▸ **PROVIDED RECORDS**:
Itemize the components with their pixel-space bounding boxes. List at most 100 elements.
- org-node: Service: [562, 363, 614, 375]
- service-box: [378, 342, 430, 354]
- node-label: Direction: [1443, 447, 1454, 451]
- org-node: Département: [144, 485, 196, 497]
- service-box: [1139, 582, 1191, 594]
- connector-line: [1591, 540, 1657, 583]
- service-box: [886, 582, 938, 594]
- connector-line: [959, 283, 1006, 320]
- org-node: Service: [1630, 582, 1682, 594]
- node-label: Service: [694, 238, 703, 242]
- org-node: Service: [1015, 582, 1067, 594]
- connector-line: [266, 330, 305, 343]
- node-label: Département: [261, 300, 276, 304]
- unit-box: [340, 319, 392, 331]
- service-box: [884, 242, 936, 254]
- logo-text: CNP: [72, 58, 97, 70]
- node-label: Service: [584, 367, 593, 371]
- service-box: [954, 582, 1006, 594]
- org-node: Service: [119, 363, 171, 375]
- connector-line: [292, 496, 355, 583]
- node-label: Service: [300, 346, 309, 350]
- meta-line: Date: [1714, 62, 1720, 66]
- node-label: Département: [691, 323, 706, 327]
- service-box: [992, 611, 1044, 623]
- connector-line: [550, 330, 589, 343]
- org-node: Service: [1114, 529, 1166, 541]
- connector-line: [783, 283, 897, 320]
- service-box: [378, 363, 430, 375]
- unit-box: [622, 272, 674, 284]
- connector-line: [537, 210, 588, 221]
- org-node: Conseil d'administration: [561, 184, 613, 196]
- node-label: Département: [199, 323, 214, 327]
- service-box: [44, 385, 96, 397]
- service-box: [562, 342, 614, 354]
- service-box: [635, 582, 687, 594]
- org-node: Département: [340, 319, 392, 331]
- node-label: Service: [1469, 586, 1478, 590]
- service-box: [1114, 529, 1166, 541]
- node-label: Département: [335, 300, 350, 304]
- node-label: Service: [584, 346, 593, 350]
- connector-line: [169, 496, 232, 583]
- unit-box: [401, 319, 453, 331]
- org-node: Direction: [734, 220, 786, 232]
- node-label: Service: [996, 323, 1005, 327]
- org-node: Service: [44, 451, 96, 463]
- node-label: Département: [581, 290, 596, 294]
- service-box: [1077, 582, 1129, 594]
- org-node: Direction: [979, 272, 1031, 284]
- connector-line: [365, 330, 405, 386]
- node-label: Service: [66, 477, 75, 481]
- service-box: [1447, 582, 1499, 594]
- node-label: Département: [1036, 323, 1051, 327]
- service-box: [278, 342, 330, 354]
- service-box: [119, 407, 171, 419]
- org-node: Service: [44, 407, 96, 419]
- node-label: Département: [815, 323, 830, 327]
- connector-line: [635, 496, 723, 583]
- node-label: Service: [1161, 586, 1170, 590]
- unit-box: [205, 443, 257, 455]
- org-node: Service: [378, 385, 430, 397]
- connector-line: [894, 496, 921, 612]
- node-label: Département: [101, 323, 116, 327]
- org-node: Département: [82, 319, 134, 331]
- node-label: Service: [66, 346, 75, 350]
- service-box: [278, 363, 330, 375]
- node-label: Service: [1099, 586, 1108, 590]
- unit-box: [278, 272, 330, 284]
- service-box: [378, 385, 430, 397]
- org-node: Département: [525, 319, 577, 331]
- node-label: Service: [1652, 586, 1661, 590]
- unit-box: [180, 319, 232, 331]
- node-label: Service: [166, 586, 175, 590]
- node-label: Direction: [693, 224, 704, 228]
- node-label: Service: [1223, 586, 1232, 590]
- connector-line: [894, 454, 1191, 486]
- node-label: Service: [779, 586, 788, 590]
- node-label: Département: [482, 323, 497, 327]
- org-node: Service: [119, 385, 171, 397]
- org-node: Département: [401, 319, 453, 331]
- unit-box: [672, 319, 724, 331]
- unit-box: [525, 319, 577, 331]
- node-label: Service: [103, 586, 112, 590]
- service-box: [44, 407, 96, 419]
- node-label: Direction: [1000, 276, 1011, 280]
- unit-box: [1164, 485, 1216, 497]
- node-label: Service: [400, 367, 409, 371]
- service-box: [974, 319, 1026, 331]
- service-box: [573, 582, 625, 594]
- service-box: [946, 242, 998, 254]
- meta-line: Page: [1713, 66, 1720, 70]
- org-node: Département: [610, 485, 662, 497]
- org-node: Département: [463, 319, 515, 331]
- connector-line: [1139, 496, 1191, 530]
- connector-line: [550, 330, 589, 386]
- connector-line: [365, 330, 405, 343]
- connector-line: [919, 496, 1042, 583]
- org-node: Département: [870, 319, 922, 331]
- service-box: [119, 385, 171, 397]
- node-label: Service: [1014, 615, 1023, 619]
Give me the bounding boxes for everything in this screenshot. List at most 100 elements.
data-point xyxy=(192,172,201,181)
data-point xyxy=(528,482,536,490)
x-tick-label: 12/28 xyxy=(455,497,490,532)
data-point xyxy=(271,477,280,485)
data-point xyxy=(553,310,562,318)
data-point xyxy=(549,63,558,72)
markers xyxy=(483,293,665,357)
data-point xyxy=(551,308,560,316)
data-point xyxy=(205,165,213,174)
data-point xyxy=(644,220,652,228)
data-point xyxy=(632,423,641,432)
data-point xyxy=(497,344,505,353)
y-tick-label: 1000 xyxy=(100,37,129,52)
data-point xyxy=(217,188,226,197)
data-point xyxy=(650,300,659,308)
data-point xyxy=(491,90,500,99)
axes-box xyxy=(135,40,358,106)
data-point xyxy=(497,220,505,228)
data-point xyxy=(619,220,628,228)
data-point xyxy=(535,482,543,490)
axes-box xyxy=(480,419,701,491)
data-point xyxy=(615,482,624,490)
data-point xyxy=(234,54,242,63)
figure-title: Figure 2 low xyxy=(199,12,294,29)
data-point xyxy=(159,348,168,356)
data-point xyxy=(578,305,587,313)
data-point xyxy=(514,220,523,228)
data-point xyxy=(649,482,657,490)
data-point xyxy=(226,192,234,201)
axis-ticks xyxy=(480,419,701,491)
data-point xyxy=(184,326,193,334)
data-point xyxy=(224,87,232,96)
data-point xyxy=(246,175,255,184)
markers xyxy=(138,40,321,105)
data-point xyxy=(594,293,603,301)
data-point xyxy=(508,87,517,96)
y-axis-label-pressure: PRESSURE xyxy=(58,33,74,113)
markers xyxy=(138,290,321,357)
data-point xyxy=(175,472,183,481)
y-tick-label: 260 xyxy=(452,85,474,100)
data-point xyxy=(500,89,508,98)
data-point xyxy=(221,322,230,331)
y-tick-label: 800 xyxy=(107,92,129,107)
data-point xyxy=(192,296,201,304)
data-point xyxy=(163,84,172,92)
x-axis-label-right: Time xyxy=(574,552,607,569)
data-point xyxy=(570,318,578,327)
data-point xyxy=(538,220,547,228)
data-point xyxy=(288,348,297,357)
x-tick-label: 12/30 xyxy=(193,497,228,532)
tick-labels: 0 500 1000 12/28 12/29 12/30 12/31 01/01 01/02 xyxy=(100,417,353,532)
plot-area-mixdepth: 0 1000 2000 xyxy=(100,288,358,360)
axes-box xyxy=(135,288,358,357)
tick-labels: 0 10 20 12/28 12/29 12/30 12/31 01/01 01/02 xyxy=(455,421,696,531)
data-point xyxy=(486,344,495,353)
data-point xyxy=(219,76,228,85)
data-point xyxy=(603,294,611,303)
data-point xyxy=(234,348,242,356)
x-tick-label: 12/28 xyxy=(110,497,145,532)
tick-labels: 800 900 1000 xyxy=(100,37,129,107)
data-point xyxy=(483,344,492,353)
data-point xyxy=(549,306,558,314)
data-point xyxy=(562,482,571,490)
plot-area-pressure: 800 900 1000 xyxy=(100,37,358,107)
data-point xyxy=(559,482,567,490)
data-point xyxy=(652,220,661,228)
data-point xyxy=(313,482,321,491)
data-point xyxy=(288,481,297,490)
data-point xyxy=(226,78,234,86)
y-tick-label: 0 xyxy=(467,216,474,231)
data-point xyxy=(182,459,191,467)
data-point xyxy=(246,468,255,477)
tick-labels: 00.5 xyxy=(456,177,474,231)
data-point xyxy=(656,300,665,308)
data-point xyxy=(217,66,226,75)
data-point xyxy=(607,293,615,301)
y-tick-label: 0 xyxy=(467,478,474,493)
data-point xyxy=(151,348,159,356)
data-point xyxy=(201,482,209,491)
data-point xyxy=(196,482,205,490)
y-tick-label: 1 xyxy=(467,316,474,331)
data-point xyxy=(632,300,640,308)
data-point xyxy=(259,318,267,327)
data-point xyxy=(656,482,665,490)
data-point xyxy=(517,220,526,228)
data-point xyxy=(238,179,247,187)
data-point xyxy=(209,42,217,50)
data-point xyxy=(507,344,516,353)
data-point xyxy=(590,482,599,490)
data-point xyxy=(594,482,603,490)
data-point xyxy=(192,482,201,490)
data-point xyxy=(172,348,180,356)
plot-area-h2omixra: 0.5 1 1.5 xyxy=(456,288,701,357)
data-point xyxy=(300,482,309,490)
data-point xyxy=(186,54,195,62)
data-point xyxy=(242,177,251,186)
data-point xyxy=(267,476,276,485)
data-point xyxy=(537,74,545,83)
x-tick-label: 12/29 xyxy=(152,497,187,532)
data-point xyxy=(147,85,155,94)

▸ **GOAL**: Count the lines in the data above that contain the string "List". Reply with the number only.

▸ **EXERCISE SOLUTION**: 2